[Dataset records]
====

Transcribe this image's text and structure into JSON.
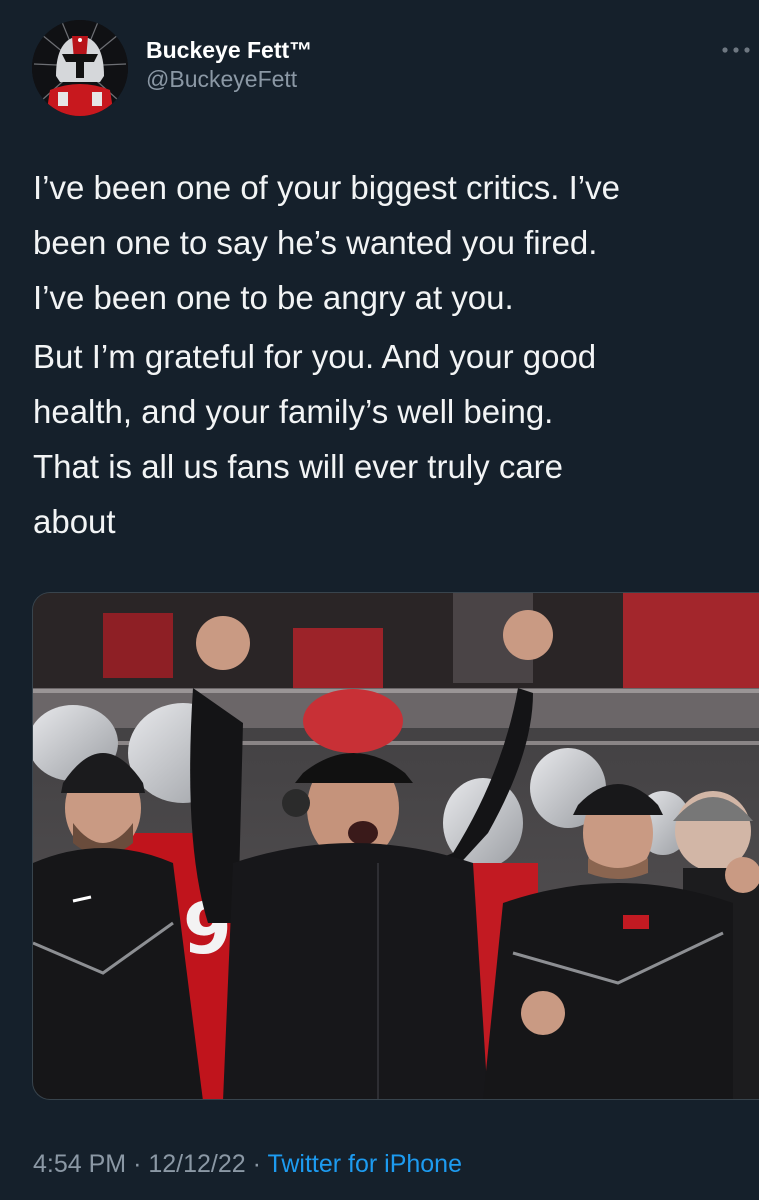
{
  "author": {
    "display_name": "Buckeye Fett™",
    "handle": "@BuckeyeFett",
    "avatar_icon": "helmet-avatar-icon"
  },
  "tweet": {
    "paragraphs": [
      "I’ve been one of your biggest critics. I’ve\nbeen one to say he’s wanted you fired.\nI’ve been one to be angry at you.",
      "But I’m grateful for you. And your good\nhealth, and your family’s well being.\nThat is all us fans will ever truly care\nabout"
    ]
  },
  "meta": {
    "time": "4:54 PM",
    "separator": "·",
    "date": "12/12/22",
    "source": "Twitter for iPhone"
  },
  "colors": {
    "background": "#15202b",
    "secondary_text": "#8b98a5",
    "link": "#1d9bf0",
    "scarlet": "#bb0000"
  }
}
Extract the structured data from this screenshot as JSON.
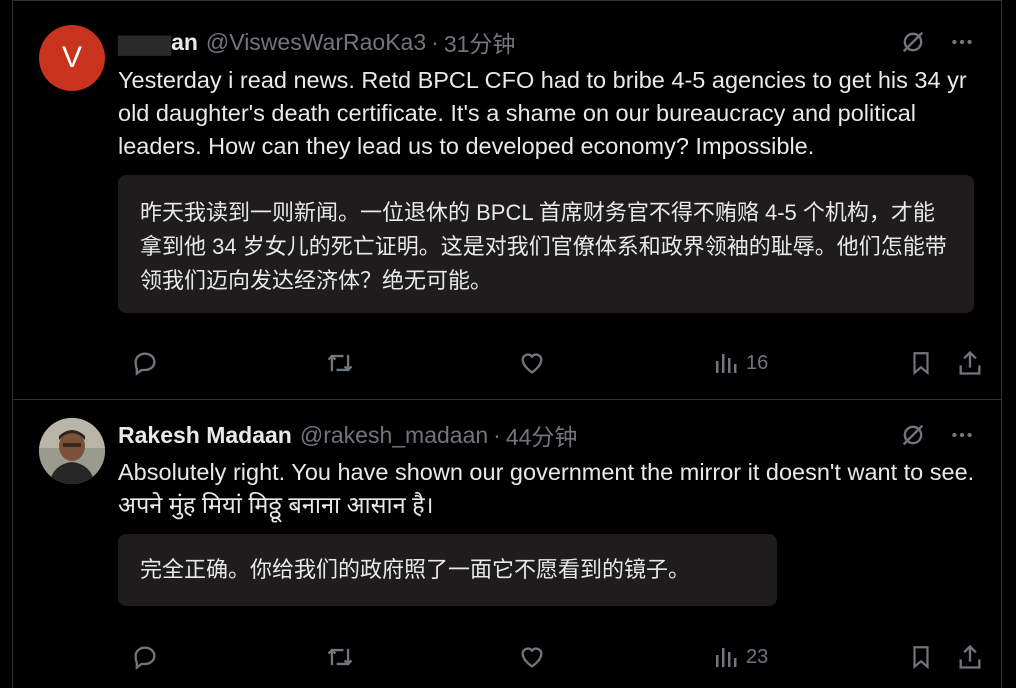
{
  "tweets": [
    {
      "avatar_letter": "V",
      "name": "an",
      "handle": "@ViswesWarRaoKa3",
      "time": "31分钟",
      "text": "Yesterday i read news. Retd BPCL CFO had to bribe 4-5 agencies to get his 34 yr old daughter's death certificate. It's a shame on our bureaucracy and political leaders. How can they lead us to developed economy? Impossible.",
      "translation": "昨天我读到一则新闻。一位退休的 BPCL 首席财务官不得不贿赂 4-5 个机构，才能拿到他 34 岁女儿的死亡证明。这是对我们官僚体系和政界领袖的耻辱。他们怎能带领我们迈向发达经济体？绝无可能。",
      "views": "16"
    },
    {
      "name": "Rakesh Madaan",
      "handle": "@rakesh_madaan",
      "time": "44分钟",
      "text": "Absolutely right. You have shown our government the mirror it doesn't want to see. अपने मुंह मियां मिठ्ठू बनाना आसान है।",
      "translation": "完全正确。你给我们的政府照了一面它不愿看到的镜子。",
      "views": "23"
    }
  ],
  "separator": "·",
  "icons": {
    "hide": "eye-slash-icon",
    "more": "more-icon",
    "reply": "reply-icon",
    "retweet": "retweet-icon",
    "like": "like-icon",
    "views": "views-icon",
    "bookmark": "bookmark-icon",
    "share": "share-icon"
  },
  "colors": {
    "background": "#000000",
    "text": "#e7e9ea",
    "muted": "#71767b",
    "translation_bg": "#1e1c1c",
    "avatar_v": "#c8331d",
    "divider": "#2f3336"
  }
}
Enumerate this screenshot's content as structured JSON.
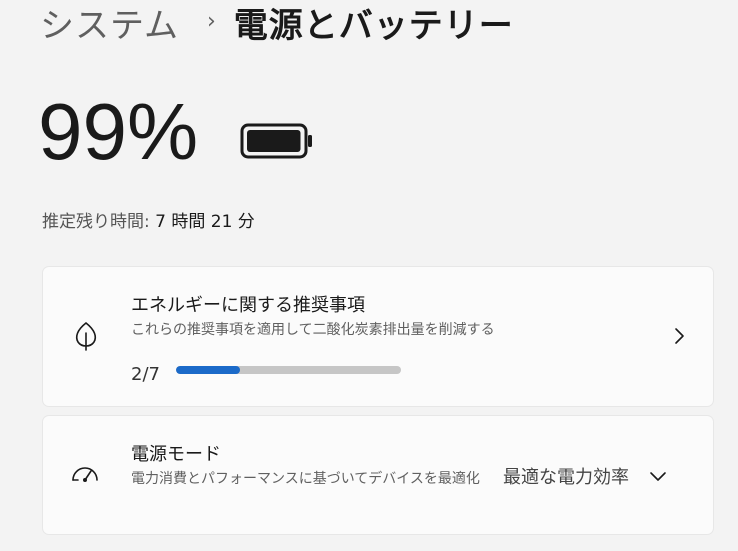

====

*What you should do*.
In the entries above, locate every line with the word "screenshot" and copy it.

*Result of the exercise*.
Extract the structured data from this screenshot as JSON.
Enumerate this screenshot's content as structured JSON.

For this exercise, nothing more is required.